### Приведённый текст
────────────────

Итак, я была большим профаном в искусстве. Это я поняла, когда впервые увидела настоящую скульптуру. Это были такие ценные, такие прекрасные мраморные и бронзовые статуи, какие можно увидеть только в первоклассных музеях.
Та скульптура, которая имелась в клинике, частично уже описана мной ранее, поэтому здесь я не буду описывать каждую статую в отдельности. Но я считаю целесообразным рассказать о том, как относилась к каждой статуе. Когда мне впервые показали статуи, я очень удивилась этому и захотела узнать, для чего были сделаны из чего-то холодного неживые люди. Но в то время мне ещё не могли объяснить, что такое искусство и для чего оно существует. Мне просто показывали статуи, и я узнавала, что они изображают людей. Заинтересовавшись статуями, я часто ходила на площадки лестницы и долго и внимательно изучала каждую. Но относилась я к этим статуям неодинаково.
Статую мальчика, вынимающего из ноги занозу, я очень жалела и даже полюбила за красоту, которую хотя и не могла объяснить словами, но тем не менее воспринимала пальцами. Осматривая мальчика, я иногда забывала о том, что это статуя: я гладила его то по лицу, то по головке почти с такой же нежностью, как если бы это был живой мальчик, у которого действительно в ноге заноза и которому от этого больно.

────────────────

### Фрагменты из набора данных
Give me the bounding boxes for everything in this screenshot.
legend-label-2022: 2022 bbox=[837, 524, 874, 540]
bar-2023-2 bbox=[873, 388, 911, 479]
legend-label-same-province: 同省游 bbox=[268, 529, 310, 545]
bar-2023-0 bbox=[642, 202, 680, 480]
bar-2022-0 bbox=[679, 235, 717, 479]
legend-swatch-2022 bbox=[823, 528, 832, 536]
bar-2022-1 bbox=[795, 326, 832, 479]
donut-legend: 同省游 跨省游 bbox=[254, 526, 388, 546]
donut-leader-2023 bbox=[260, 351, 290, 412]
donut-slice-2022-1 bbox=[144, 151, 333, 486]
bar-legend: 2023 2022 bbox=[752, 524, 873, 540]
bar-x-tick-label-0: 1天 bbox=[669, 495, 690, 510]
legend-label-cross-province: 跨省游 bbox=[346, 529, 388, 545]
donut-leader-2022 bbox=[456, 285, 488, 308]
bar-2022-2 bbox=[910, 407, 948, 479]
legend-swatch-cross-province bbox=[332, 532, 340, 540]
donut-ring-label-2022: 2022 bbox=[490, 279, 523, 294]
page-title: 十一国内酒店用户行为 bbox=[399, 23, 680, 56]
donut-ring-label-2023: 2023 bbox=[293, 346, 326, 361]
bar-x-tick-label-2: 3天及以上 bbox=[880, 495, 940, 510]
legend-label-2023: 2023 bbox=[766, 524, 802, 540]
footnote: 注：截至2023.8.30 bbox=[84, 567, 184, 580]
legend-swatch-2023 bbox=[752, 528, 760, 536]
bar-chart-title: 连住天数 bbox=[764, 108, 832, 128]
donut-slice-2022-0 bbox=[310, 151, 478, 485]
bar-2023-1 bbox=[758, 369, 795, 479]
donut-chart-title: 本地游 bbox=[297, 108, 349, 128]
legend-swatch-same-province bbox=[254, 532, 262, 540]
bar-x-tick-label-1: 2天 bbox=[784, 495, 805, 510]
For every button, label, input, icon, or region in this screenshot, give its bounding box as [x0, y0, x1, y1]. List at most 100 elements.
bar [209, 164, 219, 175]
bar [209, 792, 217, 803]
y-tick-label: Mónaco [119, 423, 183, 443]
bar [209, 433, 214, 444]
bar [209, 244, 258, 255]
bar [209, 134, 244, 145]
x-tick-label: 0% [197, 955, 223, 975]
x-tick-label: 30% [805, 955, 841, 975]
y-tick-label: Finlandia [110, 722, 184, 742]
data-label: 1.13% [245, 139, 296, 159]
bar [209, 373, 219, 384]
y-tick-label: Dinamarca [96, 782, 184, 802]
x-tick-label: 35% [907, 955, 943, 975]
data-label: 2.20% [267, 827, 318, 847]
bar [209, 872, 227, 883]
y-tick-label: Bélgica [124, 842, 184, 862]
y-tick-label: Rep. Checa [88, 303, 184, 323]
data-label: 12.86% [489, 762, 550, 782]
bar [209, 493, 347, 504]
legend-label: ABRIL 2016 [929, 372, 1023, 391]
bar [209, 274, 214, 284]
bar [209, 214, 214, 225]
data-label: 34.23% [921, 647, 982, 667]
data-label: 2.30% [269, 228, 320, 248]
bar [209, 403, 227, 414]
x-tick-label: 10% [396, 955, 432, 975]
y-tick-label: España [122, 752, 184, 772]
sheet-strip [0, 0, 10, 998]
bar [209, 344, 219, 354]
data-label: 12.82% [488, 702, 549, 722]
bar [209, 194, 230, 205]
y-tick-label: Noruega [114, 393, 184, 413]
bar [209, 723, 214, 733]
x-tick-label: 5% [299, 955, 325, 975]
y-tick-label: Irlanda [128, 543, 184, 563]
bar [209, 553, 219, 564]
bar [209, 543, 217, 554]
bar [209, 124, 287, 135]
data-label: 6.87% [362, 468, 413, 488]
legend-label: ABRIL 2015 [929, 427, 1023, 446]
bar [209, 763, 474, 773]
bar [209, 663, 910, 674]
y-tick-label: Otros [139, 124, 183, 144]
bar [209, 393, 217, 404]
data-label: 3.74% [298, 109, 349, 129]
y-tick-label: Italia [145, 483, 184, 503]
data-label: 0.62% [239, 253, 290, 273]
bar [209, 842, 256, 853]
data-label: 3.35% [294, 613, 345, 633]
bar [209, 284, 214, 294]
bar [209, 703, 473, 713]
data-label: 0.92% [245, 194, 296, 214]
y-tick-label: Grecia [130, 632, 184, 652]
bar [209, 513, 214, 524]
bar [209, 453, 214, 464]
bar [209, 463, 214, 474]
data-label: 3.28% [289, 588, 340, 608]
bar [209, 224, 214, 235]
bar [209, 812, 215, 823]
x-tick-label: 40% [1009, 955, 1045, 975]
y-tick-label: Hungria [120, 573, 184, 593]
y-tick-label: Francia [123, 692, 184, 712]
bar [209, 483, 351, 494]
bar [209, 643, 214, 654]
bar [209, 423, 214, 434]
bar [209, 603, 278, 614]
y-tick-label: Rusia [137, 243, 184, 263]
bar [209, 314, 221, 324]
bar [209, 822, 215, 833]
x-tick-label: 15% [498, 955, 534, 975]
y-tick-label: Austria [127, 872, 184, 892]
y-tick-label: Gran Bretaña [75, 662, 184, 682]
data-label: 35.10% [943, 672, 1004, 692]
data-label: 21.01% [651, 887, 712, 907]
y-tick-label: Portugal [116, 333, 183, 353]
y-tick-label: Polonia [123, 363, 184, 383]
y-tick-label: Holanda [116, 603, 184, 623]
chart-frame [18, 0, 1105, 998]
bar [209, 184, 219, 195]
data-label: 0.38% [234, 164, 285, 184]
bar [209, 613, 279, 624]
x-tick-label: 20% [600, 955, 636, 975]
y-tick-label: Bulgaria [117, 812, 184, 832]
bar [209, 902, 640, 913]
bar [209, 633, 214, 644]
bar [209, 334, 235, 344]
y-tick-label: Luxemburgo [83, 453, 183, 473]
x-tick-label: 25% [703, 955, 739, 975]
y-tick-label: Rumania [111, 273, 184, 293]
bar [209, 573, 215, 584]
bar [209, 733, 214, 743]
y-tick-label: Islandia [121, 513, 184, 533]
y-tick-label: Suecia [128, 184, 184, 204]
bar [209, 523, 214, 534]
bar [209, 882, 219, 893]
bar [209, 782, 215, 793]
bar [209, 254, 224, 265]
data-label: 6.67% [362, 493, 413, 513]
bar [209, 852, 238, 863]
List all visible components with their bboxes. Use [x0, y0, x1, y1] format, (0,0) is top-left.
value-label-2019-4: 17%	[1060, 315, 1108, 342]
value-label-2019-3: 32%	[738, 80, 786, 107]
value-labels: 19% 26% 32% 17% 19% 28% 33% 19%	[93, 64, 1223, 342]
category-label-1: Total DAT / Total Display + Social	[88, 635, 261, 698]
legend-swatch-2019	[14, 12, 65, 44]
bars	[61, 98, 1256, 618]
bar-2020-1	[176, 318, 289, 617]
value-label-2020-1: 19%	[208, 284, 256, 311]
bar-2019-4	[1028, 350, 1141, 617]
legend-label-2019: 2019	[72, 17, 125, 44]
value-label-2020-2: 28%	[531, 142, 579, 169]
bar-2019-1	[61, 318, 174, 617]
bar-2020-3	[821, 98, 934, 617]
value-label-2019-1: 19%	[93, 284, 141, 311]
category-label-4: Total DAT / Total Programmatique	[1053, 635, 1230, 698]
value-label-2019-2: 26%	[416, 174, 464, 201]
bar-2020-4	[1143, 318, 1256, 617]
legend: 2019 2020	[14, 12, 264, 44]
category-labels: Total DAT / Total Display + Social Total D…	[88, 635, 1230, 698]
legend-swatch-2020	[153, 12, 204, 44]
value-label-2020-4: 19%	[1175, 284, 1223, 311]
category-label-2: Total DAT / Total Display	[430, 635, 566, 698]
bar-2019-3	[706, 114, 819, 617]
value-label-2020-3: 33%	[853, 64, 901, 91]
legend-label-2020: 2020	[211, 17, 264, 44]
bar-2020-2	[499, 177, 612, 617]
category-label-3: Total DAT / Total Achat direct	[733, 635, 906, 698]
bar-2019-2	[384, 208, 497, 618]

────────────────

### Инструкции к упражнению
1. Ответьте на вопросы по тексту о скульптуре:
(a) Из каких материалов были статуи, упомянутые в первом абзаце?
(b) Куда ходили, чтобы подолгу изучать статуи?
(c) Что делает мальчик, которого изображает статуя?
2. Продолжите текст о скульптуре в клинике после его последнего предложения.

### Ответы к заданиям
1.
(a) Из мрамора и бронзы.
(b) На площадки лестницы.
(c) Вынимает из ноги занозу.

2.
Венеру Милосскую я тоже жалела за то, что у нее не было рук; она мне тоже казалась красивой и грустной, я ее любила, но любила иначе, не так, как мальчика. Воспринимая линии красивого, но строгого, замкнутого и неулыбающегося лица, я боялась погладить Венеру Милосскую, мне казалось, что если находишься возле нее, то нужно крепко сжать губы, нужно молчать и ничем не проявлять любовь и жалость к этой неживой безрукой женщине, чтобы она не рассердилась на меня. И я со вздохом отходила от статуи, не испытывая нежности, а только непонятную грусть и недоумение.
Венеру Медицейскую я очень часто осматривала, и если бы могла тогда понять свои чувства и выразить их словами, то, наверное, сказала бы следующее: "Несмотря на свои отроческие годы, я чувствовала какой-то окрыляющий восторг, веселье и смелость, когда ощущала, как улыбается и в какой позе стоит Венера Медицейская".
Припоминаю, что я иногда ставила табурет рядом с круглой тумбой, на которой возвышалась прекрасная и кокетливая богиня любви и красоты (конечно, я так выражаюсь только теперь), Я становилась на табурет и начинала подражать улыбке и позе статуи. Не знаю, видели ли меня за таким занятием педагоги, но помню, что однажды на меня наткнулся старший мальчик из воспитанников клиники. В то время я уже знала пальцевую азбуку, знала, как называется каждая статуя.